Task to complete
Below is a block of records; return all of them exactly, but without the images.

Stored data
------

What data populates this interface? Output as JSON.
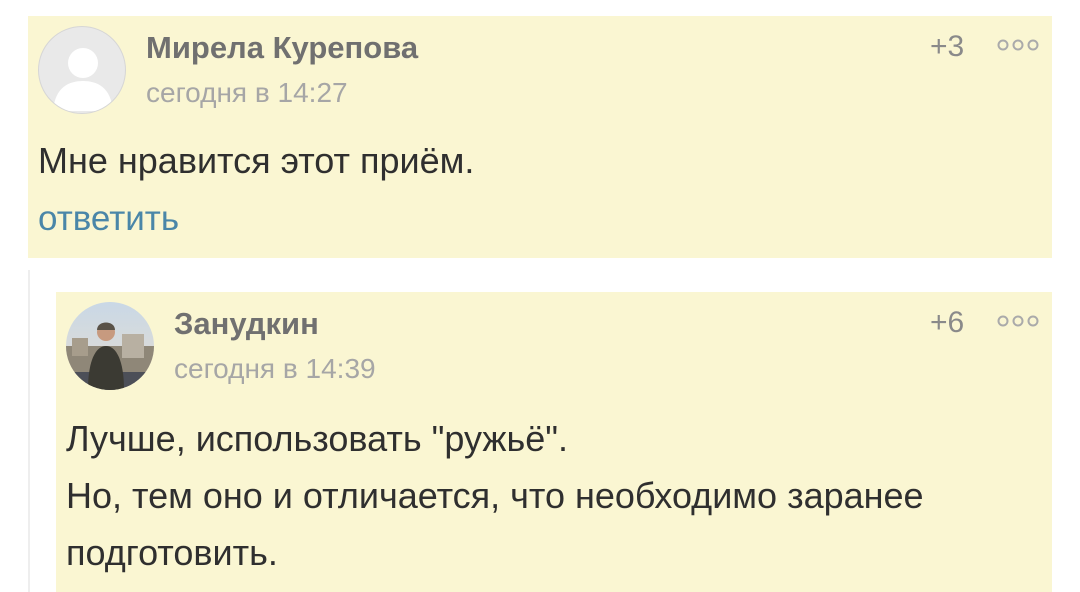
{
  "comments": [
    {
      "author": "Мирела Курепова",
      "date": "сегодня в 14:27",
      "score": "+3",
      "text": "Мне нравится этот приём.",
      "reply_label": "ответить",
      "avatar_icon": "default-user-avatar",
      "more_icon": "more-options-icon"
    },
    {
      "author": "Занудкин",
      "date": "сегодня в 14:39",
      "score": "+6",
      "text_lines": [
        "Лучше, использовать \"ружьё\".",
        "Но, тем оно и отличается, что необходимо заранее",
        "подготовить."
      ],
      "avatar_icon": "user-photo-avatar",
      "more_icon": "more-options-icon"
    }
  ],
  "colors": {
    "comment_bg": "#faf6d2",
    "reply_link": "#4a86a8",
    "author": "#707070",
    "date": "#a6a6a6"
  }
}
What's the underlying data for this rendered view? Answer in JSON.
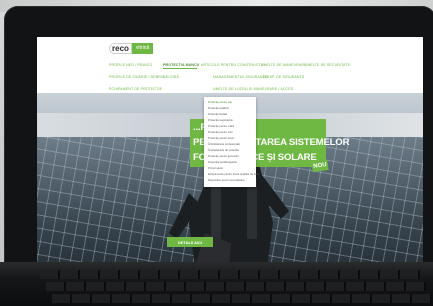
{
  "site": {
    "logo_main": "reco",
    "logo_sub": "vitrină"
  },
  "nav": {
    "row1": [
      "PROFILE NEO / PEMICO",
      "PROTECȚIA MUNCII",
      "ARTICOLE PENTRU CONSTRUCȚII",
      "UNELTE DE MANEVRARE",
      "UNELTE DE SECURITATE"
    ],
    "row2": [
      "PROFILE DE ZIDĂRIE / DEBRIS",
      "DECORĂ",
      "MANAGEMENTUL SIGURANȚEI",
      "ECHIP. DE SIGURANȚĂ"
    ],
    "row3": [
      "ECHIPAMENT DE PROTECȚIE",
      "UNELTE DE LUCRU ȘI MANEVRARE / ACCES"
    ],
    "active": "PROTECȚIA MUNCII"
  },
  "dropdown": {
    "items": [
      "Protecția pentru cap",
      "Protecția auditivă",
      "Protecție faciala",
      "Protecția respiratorie",
      "Protecția pentru mâini",
      "Protecția pentru ochi",
      "Protecția pentru picior",
      "Îmbrăcăminte profesională",
      "Îmbrăcăminte de protecție",
      "Protecție pentru genunchi",
      "Prevenție antiderapantă",
      "Primul ajutor",
      "Echipamente pentru ținuta spațiilor de lucru",
      "Dispozitive pentru semnalizare"
    ],
    "highlighted_index": 0
  },
  "hero": {
    "title_lines": [
      "...RUBURI",
      "PENTRU MONTAREA SISTEMELOR",
      "FOTOVOLTAICE ȘI SOLARE"
    ],
    "badge": "NOU",
    "cta": "DETALII AICI",
    "prev_arrow": "‹",
    "next_arrow": "›"
  },
  "colors": {
    "brand_green": "#6fb843",
    "dark_green": "#4a8f2a"
  }
}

------

Result of the task
What data populates this interface? Output as JSON.
{
  "comments": [
    {
      "author": "Мирела Курепова",
      "date": "сегодня в 14:27",
      "score": "+3",
      "text": "Мне нравится этот приём.",
      "reply_label": "ответить",
      "avatar_icon": "default-user-avatar",
      "more_icon": "more-options-icon"
    },
    {
      "author": "Занудкин",
      "date": "сегодня в 14:39",
      "score": "+6",
      "text_lines": [
        "Лучше, использовать \"ружьё\".",
        "Но, тем оно и отличается, что необходимо заранее",
        "подготовить."
      ],
      "avatar_icon": "user-photo-avatar",
      "more_icon": "more-options-icon"
    }
  ],
  "colors": {
    "comment_bg": "#faf6d2",
    "reply_link": "#4a86a8",
    "author": "#707070",
    "date": "#a6a6a6"
  }
}
What's the underlying data for this rendered view? Answer in JSON.
{
  "site": {
    "logo_main": "reco",
    "logo_sub": "vitrină"
  },
  "nav": {
    "row1": [
      "PROFILE NEO / PEMICO",
      "PROTECȚIA MUNCII",
      "ARTICOLE PENTRU CONSTRUCȚII",
      "UNELTE DE MANEVRARE",
      "UNELTE DE SECURITATE"
    ],
    "row2": [
      "PROFILE DE ZIDĂRIE / DEBRIS",
      "DECORĂ",
      "MANAGEMENTUL SIGURANȚEI",
      "ECHIP. DE SIGURANȚĂ"
    ],
    "row3": [
      "ECHIPAMENT DE PROTECȚIE",
      "UNELTE DE LUCRU ȘI MANEVRARE / ACCES"
    ],
    "active": "PROTECȚIA MUNCII"
  },
  "dropdown": {
    "items": [
      "Protecția pentru cap",
      "Protecția auditivă",
      "Protecție faciala",
      "Protecția respiratorie",
      "Protecția pentru mâini",
      "Protecția pentru ochi",
      "Protecția pentru picior",
      "Îmbrăcăminte profesională",
      "Îmbrăcăminte de protecție",
      "Protecție pentru genunchi",
      "Prevenție antiderapantă",
      "Primul ajutor",
      "Echipamente pentru ținuta spațiilor de lucru",
      "Dispozitive pentru semnalizare"
    ],
    "highlighted_index": 0
  },
  "hero": {
    "title_lines": [
      "...RUBURI",
      "PENTRU MONTAREA SISTEMELOR",
      "FOTOVOLTAICE ȘI SOLARE"
    ],
    "badge": "NOU",
    "cta": "DETALII AICI",
    "prev_arrow": "‹",
    "next_arrow": "›"
  },
  "colors": {
    "brand_green": "#6fb843",
    "dark_green": "#4a8f2a"
  }
}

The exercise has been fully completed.